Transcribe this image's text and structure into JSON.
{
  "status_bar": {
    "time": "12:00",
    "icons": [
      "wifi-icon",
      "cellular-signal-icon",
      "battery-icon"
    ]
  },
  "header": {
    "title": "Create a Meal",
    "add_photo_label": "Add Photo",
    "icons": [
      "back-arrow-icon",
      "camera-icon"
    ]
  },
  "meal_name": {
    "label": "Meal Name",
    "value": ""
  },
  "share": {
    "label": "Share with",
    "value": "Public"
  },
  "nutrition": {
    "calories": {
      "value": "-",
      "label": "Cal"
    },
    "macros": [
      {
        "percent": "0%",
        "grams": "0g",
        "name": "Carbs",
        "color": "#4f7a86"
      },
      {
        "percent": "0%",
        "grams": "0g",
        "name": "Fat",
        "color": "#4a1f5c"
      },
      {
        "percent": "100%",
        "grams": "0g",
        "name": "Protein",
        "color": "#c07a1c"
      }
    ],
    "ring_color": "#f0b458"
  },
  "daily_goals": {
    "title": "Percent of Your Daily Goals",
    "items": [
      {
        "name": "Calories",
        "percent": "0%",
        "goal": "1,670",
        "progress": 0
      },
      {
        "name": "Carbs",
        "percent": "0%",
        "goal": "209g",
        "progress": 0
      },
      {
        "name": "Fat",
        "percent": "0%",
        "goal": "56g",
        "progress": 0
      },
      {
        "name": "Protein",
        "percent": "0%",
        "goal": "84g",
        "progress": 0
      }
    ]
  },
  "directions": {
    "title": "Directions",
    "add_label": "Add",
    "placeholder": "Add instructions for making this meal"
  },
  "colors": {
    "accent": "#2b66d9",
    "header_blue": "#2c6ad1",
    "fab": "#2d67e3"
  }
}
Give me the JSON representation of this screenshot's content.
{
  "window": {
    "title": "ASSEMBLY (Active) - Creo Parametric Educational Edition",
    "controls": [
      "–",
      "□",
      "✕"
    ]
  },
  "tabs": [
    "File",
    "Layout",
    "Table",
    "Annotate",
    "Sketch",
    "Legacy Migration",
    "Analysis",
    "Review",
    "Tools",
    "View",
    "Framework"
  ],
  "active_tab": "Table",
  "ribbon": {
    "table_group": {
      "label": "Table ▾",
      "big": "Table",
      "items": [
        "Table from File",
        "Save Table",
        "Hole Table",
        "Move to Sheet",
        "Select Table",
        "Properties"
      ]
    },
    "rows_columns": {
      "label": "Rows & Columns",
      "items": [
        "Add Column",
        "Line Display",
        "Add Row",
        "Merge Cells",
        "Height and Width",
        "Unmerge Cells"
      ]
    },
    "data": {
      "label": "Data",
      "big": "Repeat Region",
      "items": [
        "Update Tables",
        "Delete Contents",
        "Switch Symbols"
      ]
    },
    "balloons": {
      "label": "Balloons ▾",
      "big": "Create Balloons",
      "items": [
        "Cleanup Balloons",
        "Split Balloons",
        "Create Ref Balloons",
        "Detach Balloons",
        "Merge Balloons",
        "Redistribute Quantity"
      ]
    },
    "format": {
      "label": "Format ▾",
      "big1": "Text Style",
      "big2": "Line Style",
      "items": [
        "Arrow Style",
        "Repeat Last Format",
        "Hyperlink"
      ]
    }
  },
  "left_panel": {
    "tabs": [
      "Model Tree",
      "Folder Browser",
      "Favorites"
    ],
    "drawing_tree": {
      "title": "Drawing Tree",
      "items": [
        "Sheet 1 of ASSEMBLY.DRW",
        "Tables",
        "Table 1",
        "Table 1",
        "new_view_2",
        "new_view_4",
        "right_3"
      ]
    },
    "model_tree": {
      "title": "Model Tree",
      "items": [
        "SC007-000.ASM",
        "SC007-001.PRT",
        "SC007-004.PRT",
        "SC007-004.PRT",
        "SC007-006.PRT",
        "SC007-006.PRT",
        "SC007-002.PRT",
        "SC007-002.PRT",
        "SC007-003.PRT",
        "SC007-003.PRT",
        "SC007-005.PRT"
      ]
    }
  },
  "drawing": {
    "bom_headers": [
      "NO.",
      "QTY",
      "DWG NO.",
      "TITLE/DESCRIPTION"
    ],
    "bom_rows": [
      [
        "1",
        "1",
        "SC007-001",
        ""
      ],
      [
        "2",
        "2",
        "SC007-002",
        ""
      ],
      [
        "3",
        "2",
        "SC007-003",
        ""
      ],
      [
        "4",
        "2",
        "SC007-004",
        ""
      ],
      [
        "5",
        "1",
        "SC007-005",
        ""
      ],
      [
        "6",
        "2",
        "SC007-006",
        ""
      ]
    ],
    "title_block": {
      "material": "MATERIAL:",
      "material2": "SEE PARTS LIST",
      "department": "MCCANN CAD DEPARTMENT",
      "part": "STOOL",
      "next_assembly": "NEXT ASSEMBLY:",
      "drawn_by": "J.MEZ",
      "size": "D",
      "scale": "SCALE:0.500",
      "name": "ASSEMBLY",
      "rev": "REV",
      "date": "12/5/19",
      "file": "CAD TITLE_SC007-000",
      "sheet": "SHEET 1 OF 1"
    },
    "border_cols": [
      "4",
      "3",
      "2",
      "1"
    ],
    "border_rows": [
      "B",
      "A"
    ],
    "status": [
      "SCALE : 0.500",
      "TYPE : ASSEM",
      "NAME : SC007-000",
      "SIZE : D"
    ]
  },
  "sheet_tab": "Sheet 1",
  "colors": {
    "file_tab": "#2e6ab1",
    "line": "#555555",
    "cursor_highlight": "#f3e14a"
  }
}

□ □ □ □ □

The full set of records must be output again exactly.

Transcribe this image's text and structure into JSON.
{
  "status_bar": {
    "time": "12:00",
    "icons": [
      "wifi-icon",
      "cellular-signal-icon",
      "battery-icon"
    ]
  },
  "header": {
    "title": "Create a Meal",
    "add_photo_label": "Add Photo",
    "icons": [
      "back-arrow-icon",
      "camera-icon"
    ]
  },
  "meal_name": {
    "label": "Meal Name",
    "value": ""
  },
  "share": {
    "label": "Share with",
    "value": "Public"
  },
  "nutrition": {
    "calories": {
      "value": "-",
      "label": "Cal"
    },
    "macros": [
      {
        "percent": "0%",
        "grams": "0g",
        "name": "Carbs",
        "color": "#4f7a86"
      },
      {
        "percent": "0%",
        "grams": "0g",
        "name": "Fat",
        "color": "#4a1f5c"
      },
      {
        "percent": "100%",
        "grams": "0g",
        "name": "Protein",
        "color": "#c07a1c"
      }
    ],
    "ring_color": "#f0b458"
  },
  "daily_goals": {
    "title": "Percent of Your Daily Goals",
    "items": [
      {
        "name": "Calories",
        "percent": "0%",
        "goal": "1,670",
        "progress": 0
      },
      {
        "name": "Carbs",
        "percent": "0%",
        "goal": "209g",
        "progress": 0
      },
      {
        "name": "Fat",
        "percent": "0%",
        "goal": "56g",
        "progress": 0
      },
      {
        "name": "Protein",
        "percent": "0%",
        "goal": "84g",
        "progress": 0
      }
    ]
  },
  "directions": {
    "title": "Directions",
    "add_label": "Add",
    "placeholder": "Add instructions for making this meal"
  },
  "colors": {
    "accent": "#2b66d9",
    "header_blue": "#2c6ad1",
    "fab": "#2d67e3"
  }
}
Give me the JSON representation of this screenshot's content.
{
  "window": {
    "title": "ASSEMBLY (Active) - Creo Parametric Educational Edition",
    "controls": [
      "–",
      "□",
      "✕"
    ]
  },
  "tabs": [
    "File",
    "Layout",
    "Table",
    "Annotate",
    "Sketch",
    "Legacy Migration",
    "Analysis",
    "Review",
    "Tools",
    "View",
    "Framework"
  ],
  "active_tab": "Table",
  "ribbon": {
    "table_group": {
      "label": "Table ▾",
      "big": "Table",
      "items": [
        "Table from File",
        "Save Table",
        "Hole Table",
        "Move to Sheet",
        "Select Table",
        "Properties"
      ]
    },
    "rows_columns": {
      "label": "Rows & Columns",
      "items": [
        "Add Column",
        "Line Display",
        "Add Row",
        "Merge Cells",
        "Height and Width",
        "Unmerge Cells"
      ]
    },
    "data": {
      "label": "Data",
      "big": "Repeat Region",
      "items": [
        "Update Tables",
        "Delete Contents",
        "Switch Symbols"
      ]
    },
    "balloons": {
      "label": "Balloons ▾",
      "big": "Create Balloons",
      "items": [
        "Cleanup Balloons",
        "Split Balloons",
        "Create Ref Balloons",
        "Detach Balloons",
        "Merge Balloons",
        "Redistribute Quantity"
      ]
    },
    "format": {
      "label": "Format ▾",
      "big1": "Text Style",
      "big2": "Line Style",
      "items": [
        "Arrow Style",
        "Repeat Last Format",
        "Hyperlink"
      ]
    }
  },
  "left_panel": {
    "tabs": [
      "Model Tree",
      "Folder Browser",
      "Favorites"
    ],
    "drawing_tree": {
      "title": "Drawing Tree",
      "items": [
        "Sheet 1 of ASSEMBLY.DRW",
        "Tables",
        "Table 1",
        "Table 1",
        "new_view_2",
        "new_view_4",
        "right_3"
      ]
    },
    "model_tree": {
      "title": "Model Tree",
      "items": [
        "SC007-000.ASM",
        "SC007-001.PRT",
        "SC007-004.PRT",
        "SC007-004.PRT",
        "SC007-006.PRT",
        "SC007-006.PRT",
        "SC007-002.PRT",
        "SC007-002.PRT",
        "SC007-003.PRT",
        "SC007-003.PRT",
        "SC007-005.PRT"
      ]
    }
  },
  "drawing": {
    "bom_headers": [
      "NO.",
      "QTY",
      "DWG NO.",
      "TITLE/DESCRIPTION"
    ],
    "bom_rows": [
      [
        "1",
        "1",
        "SC007-001",
        ""
      ],
      [
        "2",
        "2",
        "SC007-002",
        ""
      ],
      [
        "3",
        "2",
        "SC007-003",
        ""
      ],
      [
        "4",
        "2",
        "SC007-004",
        ""
      ],
      [
        "5",
        "1",
        "SC007-005",
        ""
      ],
      [
        "6",
        "2",
        "SC007-006",
        ""
      ]
    ],
    "title_block": {
      "material": "MATERIAL:",
      "material2": "SEE PARTS LIST",
      "department": "MCCANN CAD DEPARTMENT",
      "part": "STOOL",
      "next_assembly": "NEXT ASSEMBLY:",
      "drawn_by": "J.MEZ",
      "size": "D",
      "scale": "SCALE:0.500",
      "name": "ASSEMBLY",
      "rev": "REV",
      "date": "12/5/19",
      "file": "CAD TITLE_SC007-000",
      "sheet": "SHEET 1 OF 1"
    },
    "border_cols": [
      "4",
      "3",
      "2",
      "1"
    ],
    "border_rows": [
      "B",
      "A"
    ],
    "status": [
      "SCALE : 0.500",
      "TYPE : ASSEM",
      "NAME : SC007-000",
      "SIZE : D"
    ]
  },
  "sheet_tab": "Sheet 1",
  "colors": {
    "file_tab": "#2e6ab1",
    "line": "#555555",
    "cursor_highlight": "#f3e14a"
  }
}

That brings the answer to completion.